▸ DO THIS
Find the lines containing the word "ROBOH" and copy every one of them.

▸ DATA TO PROCESS

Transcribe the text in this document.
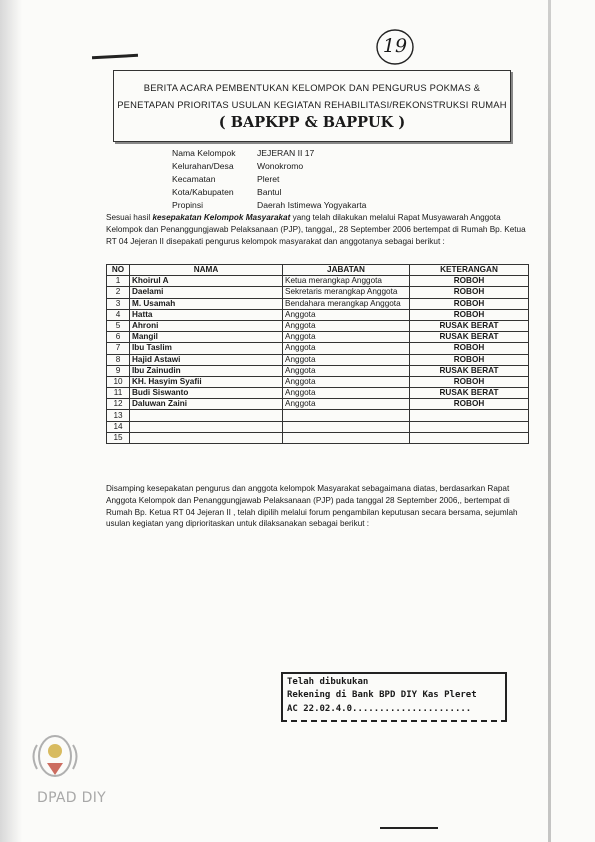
19
BERITA ACARA PEMBENTUKAN KELOMPOK DAN PENGURUS POKMAS &
PENETAPAN PRIORITAS USULAN KEGIATAN REHABILITASI/REKONSTRUKSI RUMAH
( BAPKPP & BAPPUK )
Nama Kelompok	JEJERAN II 17
Kelurahan/Desa	Wonokromo
Kecamatan	Pleret
Kota/Kabupaten	Bantul
Propinsi	Daerah Istimewa Yogyakarta
Sesuai hasil kesepakatan Kelompok Masyarakat yang telah dilakukan melalui Rapat Musyawarah Anggota Kelompok dan Penanggungjawab Pelaksanaan (PJP), tanggal,, 28 September 2006 bertempat di Rumah Bp. Ketua RT 04 Jejeran II disepakati pengurus kelompok masyarakat dan anggotanya sebagai berikut :
NO	NAMA	JABATAN	KETERANGAN
1	Khoirul A	Ketua merangkap Anggota	ROBOH
2	Daelami	Sekretaris merangkap Anggota	ROBOH
3	M. Usamah	Bendahara merangkap Anggota	ROBOH
4	Hatta	Anggota	ROBOH
5	Ahroni	Anggota	RUSAK BERAT
6	Mangil	Anggota	RUSAK BERAT
7	Ibu Taslim	Anggota	ROBOH
8	Hajid Astawi	Anggota	ROBOH
9	Ibu Zainudin	Anggota	RUSAK BERAT
10	KH. Hasyim Syafii	Anggota	ROBOH
11	Budi Siswanto	Anggota	RUSAK BERAT
12	Daluwan Zaini	Anggota	ROBOH
13			
14			
15			
Disamping kesepakatan pengurus dan anggota kelompok Masyarakat sebagaimana diatas, berdasarkan Rapat Anggota Kelompok dan Penanggungjawab Pelaksanaan (PJP) pada tanggal 28 September 2006,, bertempat di Rumah Bp. Ketua RT 04 Jejeran II , telah dipilih melalui forum pengambilan keputusan secara bersama, sejumlah usulan kegiatan yang diprioritaskan untuk dilaksanakan sebagai berikut :
Telah dibukukan
Rekening di Bank BPD DIY Kas Pleret
AC 22.02.4.0......................
DPAD DIY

▸ RESPONSE TO THE EXERCISE
1	Khoirul A	Ketua merangkap Anggota	ROBOH
2	Daelami	Sekretaris merangkap Anggota	ROBOH
3	M. Usamah	Bendahara merangkap Anggota	ROBOH
4	Hatta	Anggota	ROBOH
7	Ibu Taslim	Anggota	ROBOH
8	Hajid Astawi	Anggota	ROBOH
10	KH. Hasyim Syafii	Anggota	ROBOH
12	Daluwan Zaini	Anggota	ROBOH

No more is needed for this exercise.